=== Task directions ===
Reproduce every line of the following material verbatim.

=== Excerpted records ===

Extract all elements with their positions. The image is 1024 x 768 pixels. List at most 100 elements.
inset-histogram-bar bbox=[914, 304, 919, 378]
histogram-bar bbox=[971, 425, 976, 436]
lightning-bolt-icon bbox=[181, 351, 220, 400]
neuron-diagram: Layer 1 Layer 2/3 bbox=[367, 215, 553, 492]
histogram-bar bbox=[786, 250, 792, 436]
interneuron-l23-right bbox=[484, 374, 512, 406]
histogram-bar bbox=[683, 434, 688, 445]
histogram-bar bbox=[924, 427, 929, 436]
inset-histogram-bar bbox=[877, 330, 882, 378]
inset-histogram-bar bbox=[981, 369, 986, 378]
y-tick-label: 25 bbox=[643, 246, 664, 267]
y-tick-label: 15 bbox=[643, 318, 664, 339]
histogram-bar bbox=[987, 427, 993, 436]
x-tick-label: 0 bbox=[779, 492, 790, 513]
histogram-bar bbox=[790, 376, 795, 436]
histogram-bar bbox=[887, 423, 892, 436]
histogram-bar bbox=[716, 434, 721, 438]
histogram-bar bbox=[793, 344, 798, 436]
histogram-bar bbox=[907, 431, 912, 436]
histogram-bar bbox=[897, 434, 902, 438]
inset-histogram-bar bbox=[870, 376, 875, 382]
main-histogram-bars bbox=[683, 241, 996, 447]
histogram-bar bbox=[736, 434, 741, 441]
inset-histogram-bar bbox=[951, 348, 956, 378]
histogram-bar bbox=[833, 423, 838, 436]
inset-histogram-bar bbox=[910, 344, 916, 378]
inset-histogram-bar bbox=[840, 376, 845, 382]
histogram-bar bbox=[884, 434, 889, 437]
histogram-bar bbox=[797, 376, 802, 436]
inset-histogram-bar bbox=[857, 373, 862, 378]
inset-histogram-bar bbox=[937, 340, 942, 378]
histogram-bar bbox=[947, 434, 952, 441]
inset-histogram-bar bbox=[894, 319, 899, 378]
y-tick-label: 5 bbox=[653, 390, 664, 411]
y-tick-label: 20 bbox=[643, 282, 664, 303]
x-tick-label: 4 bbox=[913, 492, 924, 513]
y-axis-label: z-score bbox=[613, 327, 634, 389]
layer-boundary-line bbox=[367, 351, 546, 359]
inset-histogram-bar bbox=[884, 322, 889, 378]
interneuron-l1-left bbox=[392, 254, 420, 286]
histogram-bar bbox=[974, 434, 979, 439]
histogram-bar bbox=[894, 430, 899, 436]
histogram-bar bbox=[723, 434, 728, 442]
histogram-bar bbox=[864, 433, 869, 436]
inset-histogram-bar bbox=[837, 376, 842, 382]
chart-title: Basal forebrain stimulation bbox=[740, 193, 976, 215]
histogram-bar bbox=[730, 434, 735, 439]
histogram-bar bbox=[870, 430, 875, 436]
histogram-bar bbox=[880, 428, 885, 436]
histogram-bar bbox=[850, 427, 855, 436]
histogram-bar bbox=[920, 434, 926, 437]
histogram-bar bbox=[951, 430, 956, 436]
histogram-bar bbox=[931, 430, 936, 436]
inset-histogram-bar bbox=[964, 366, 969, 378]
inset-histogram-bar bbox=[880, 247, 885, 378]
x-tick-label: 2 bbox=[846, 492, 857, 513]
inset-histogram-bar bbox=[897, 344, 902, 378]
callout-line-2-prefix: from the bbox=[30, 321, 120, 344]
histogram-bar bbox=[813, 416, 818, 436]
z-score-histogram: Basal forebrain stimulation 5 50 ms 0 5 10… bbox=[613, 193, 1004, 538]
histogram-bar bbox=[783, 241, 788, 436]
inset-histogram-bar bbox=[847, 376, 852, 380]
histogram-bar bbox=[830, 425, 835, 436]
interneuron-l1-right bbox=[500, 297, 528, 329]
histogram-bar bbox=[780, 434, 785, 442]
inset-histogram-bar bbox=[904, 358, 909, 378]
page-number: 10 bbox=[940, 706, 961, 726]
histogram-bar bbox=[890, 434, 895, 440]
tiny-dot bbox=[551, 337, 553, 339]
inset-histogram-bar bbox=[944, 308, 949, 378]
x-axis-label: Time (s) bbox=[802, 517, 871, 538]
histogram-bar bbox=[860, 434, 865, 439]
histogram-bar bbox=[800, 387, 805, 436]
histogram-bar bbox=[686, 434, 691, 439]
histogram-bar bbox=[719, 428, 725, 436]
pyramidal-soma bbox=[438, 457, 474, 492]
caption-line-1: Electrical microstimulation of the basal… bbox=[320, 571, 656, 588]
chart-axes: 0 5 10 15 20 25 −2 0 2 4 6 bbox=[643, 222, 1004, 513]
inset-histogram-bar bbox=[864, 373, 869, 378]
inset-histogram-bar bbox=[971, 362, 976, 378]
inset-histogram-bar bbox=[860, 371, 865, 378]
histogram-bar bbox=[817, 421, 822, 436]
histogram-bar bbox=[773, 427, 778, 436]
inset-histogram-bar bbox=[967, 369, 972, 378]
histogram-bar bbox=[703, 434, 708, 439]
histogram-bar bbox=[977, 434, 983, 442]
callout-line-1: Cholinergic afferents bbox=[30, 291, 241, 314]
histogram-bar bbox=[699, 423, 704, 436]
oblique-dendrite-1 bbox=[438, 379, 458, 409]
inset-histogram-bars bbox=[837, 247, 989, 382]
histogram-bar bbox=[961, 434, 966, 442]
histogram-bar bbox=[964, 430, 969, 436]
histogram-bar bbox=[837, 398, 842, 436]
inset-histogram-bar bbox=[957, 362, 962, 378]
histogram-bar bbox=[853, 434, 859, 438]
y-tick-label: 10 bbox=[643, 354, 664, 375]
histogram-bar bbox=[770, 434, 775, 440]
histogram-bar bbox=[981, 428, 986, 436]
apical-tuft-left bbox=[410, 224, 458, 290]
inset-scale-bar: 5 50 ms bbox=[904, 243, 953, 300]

=== Finished task ===
Extract all elements with their positions. The image is 1024 x 768 pixels. List at most 100 elements.
inset-histogram-bar bbox=[914, 304, 919, 378]
histogram-bar bbox=[971, 425, 976, 436]
lightning-bolt-icon bbox=[181, 351, 220, 400]
neuron-diagram: Layer 1 Layer 2/3 bbox=[367, 215, 553, 492]
histogram-bar bbox=[786, 250, 792, 436]
interneuron-l23-right bbox=[484, 374, 512, 406]
histogram-bar bbox=[683, 434, 688, 445]
histogram-bar bbox=[924, 427, 929, 436]
inset-histogram-bar bbox=[877, 330, 882, 378]
inset-histogram-bar bbox=[981, 369, 986, 378]
y-tick-label: 25 bbox=[643, 246, 664, 267]
y-tick-label: 15 bbox=[643, 318, 664, 339]
histogram-bar bbox=[987, 427, 993, 436]
x-tick-label: 0 bbox=[779, 492, 790, 513]
histogram-bar bbox=[790, 376, 795, 436]
histogram-bar bbox=[887, 423, 892, 436]
histogram-bar bbox=[716, 434, 721, 438]
histogram-bar bbox=[793, 344, 798, 436]
histogram-bar bbox=[907, 431, 912, 436]
histogram-bar bbox=[897, 434, 902, 438]
inset-histogram-bar bbox=[870, 376, 875, 382]
main-histogram-bars bbox=[683, 241, 996, 447]
histogram-bar bbox=[736, 434, 741, 441]
inset-histogram-bar bbox=[951, 348, 956, 378]
histogram-bar bbox=[833, 423, 838, 436]
inset-histogram-bar bbox=[910, 344, 916, 378]
inset-histogram-bar bbox=[840, 376, 845, 382]
histogram-bar bbox=[884, 434, 889, 437]
histogram-bar bbox=[797, 376, 802, 436]
inset-histogram-bar bbox=[857, 373, 862, 378]
inset-histogram-bar bbox=[937, 340, 942, 378]
histogram-bar bbox=[947, 434, 952, 441]
inset-histogram-bar bbox=[894, 319, 899, 378]
y-tick-label: 5 bbox=[653, 390, 664, 411]
y-tick-label: 20 bbox=[643, 282, 664, 303]
x-tick-label: 4 bbox=[913, 492, 924, 513]
y-axis-label: z-score bbox=[613, 327, 634, 389]
layer-boundary-line bbox=[367, 351, 546, 359]
inset-histogram-bar bbox=[884, 322, 889, 378]
interneuron-l1-left bbox=[392, 254, 420, 286]
histogram-bar bbox=[974, 434, 979, 439]
histogram-bar bbox=[894, 430, 899, 436]
histogram-bar bbox=[723, 434, 728, 442]
histogram-bar bbox=[864, 433, 869, 436]
inset-histogram-bar bbox=[837, 376, 842, 382]
chart-title: Basal forebrain stimulation bbox=[740, 193, 976, 215]
histogram-bar bbox=[730, 434, 735, 439]
histogram-bar bbox=[870, 430, 875, 436]
histogram-bar bbox=[880, 428, 885, 436]
histogram-bar bbox=[850, 427, 855, 436]
histogram-bar bbox=[920, 434, 926, 437]
histogram-bar bbox=[951, 430, 956, 436]
histogram-bar bbox=[931, 430, 936, 436]
inset-histogram-bar bbox=[964, 366, 969, 378]
inset-histogram-bar bbox=[880, 247, 885, 378]
x-tick-label: 2 bbox=[846, 492, 857, 513]
inset-histogram-bar bbox=[897, 344, 902, 378]
callout-line-2-prefix: from the bbox=[30, 321, 120, 344]
histogram-bar bbox=[813, 416, 818, 436]
z-score-histogram: Basal forebrain stimulation 5 50 ms 0 5 10… bbox=[613, 193, 1004, 538]
histogram-bar bbox=[783, 241, 788, 436]
inset-histogram-bar bbox=[847, 376, 852, 380]
histogram-bar bbox=[830, 425, 835, 436]
interneuron-l1-right bbox=[500, 297, 528, 329]
histogram-bar bbox=[780, 434, 785, 442]
inset-histogram-bar bbox=[904, 358, 909, 378]
page-number: 10 bbox=[940, 706, 961, 726]
histogram-bar bbox=[890, 434, 895, 440]
tiny-dot bbox=[551, 337, 553, 339]
inset-histogram-bar bbox=[944, 308, 949, 378]
x-axis-label: Time (s) bbox=[802, 517, 871, 538]
histogram-bar bbox=[860, 434, 865, 439]
histogram-bar bbox=[800, 387, 805, 436]
histogram-bar bbox=[686, 434, 691, 439]
histogram-bar bbox=[719, 428, 725, 436]
pyramidal-soma bbox=[438, 457, 474, 492]
caption-line-1: Electrical microstimulation of the basal… bbox=[320, 571, 656, 588]
chart-axes: 0 5 10 15 20 25 −2 0 2 4 6 bbox=[643, 222, 1004, 513]
inset-histogram-bar bbox=[864, 373, 869, 378]
inset-histogram-bar bbox=[971, 362, 976, 378]
inset-histogram-bar bbox=[860, 371, 865, 378]
histogram-bar bbox=[817, 421, 822, 436]
histogram-bar bbox=[773, 427, 778, 436]
inset-histogram-bar bbox=[967, 369, 972, 378]
histogram-bar bbox=[703, 434, 708, 439]
histogram-bar bbox=[977, 434, 983, 442]
callout-line-1: Cholinergic afferents bbox=[30, 291, 241, 314]
histogram-bar bbox=[699, 423, 704, 436]
oblique-dendrite-1 bbox=[438, 379, 458, 409]
inset-histogram-bars bbox=[837, 247, 989, 382]
histogram-bar bbox=[961, 434, 966, 442]
histogram-bar bbox=[964, 430, 969, 436]
histogram-bar bbox=[837, 398, 842, 436]
inset-histogram-bar bbox=[957, 362, 962, 378]
histogram-bar bbox=[853, 434, 859, 438]
y-tick-label: 10 bbox=[643, 354, 664, 375]
histogram-bar bbox=[770, 434, 775, 440]
histogram-bar bbox=[981, 428, 986, 436]
apical-tuft-left bbox=[410, 224, 458, 290]
inset-scale-bar: 5 50 ms bbox=[904, 243, 953, 300]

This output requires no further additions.